▸ Data records
━━━━━━━━━━━━━━━━━━━━

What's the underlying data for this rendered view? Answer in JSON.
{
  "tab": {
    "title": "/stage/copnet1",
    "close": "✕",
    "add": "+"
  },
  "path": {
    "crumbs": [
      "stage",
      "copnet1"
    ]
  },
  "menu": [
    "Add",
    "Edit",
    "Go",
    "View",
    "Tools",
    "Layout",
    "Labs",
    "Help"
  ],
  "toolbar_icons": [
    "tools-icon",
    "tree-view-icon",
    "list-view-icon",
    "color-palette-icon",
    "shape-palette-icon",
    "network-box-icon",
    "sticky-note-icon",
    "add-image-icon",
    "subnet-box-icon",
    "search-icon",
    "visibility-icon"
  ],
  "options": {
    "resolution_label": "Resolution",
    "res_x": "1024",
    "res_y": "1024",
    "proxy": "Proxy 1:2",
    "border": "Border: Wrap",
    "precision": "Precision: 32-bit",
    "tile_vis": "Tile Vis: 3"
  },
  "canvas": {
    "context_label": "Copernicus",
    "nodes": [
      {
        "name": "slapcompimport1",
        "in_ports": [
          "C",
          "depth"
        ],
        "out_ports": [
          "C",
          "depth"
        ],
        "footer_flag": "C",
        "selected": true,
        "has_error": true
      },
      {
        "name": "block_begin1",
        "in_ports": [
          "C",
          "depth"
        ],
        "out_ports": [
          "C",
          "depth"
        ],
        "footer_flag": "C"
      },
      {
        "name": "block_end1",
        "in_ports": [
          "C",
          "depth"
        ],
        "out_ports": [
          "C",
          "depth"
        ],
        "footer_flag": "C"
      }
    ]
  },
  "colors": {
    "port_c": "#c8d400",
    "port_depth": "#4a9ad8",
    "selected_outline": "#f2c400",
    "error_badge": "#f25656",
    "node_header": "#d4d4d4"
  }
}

━━━━━━━━━━━━━━━━━━━━

▸ Your objective
Say the number of lines in the records above that include the string "name", and no more.

▸ Worked answer
3